[Items from a dataset]
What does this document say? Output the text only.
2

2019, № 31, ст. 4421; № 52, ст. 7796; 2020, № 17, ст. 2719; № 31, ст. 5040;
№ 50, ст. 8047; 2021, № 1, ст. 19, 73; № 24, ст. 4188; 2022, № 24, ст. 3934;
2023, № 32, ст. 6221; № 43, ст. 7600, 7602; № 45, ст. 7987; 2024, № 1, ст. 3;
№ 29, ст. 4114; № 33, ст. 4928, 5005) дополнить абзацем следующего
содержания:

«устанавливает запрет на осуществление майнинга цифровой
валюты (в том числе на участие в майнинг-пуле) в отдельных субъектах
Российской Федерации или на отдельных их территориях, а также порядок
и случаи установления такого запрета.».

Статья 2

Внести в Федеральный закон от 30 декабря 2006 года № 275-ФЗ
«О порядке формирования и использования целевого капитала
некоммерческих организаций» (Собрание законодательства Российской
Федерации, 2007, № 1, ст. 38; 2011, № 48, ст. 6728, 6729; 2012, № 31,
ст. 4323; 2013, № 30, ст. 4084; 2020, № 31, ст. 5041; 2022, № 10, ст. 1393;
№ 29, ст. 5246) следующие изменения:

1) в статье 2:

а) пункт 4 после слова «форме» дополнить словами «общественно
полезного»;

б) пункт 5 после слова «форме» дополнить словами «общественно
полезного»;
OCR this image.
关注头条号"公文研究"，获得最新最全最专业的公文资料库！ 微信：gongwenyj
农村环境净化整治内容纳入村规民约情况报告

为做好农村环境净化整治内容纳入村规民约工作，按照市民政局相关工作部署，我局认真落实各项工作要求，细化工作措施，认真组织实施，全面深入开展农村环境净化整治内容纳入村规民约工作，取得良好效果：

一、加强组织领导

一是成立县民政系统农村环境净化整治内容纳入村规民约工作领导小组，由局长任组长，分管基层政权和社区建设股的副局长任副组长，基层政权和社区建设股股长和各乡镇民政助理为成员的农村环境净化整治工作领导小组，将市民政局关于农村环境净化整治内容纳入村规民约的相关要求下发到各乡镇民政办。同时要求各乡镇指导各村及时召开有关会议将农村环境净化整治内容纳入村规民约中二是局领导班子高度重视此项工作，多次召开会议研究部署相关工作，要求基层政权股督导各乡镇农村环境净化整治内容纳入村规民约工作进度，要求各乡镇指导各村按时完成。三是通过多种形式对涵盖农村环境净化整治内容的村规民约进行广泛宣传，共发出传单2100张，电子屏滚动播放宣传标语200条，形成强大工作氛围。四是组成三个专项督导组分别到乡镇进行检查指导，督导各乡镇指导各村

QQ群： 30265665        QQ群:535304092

> [AIM] For each line of the listing that holds the word "Российской", show that line.

> [FINISHED ANSWER]
Российской Федерации или на отдельных их территориях, а также порядок
некоммерческих организаций» (Собрание законодательства Российской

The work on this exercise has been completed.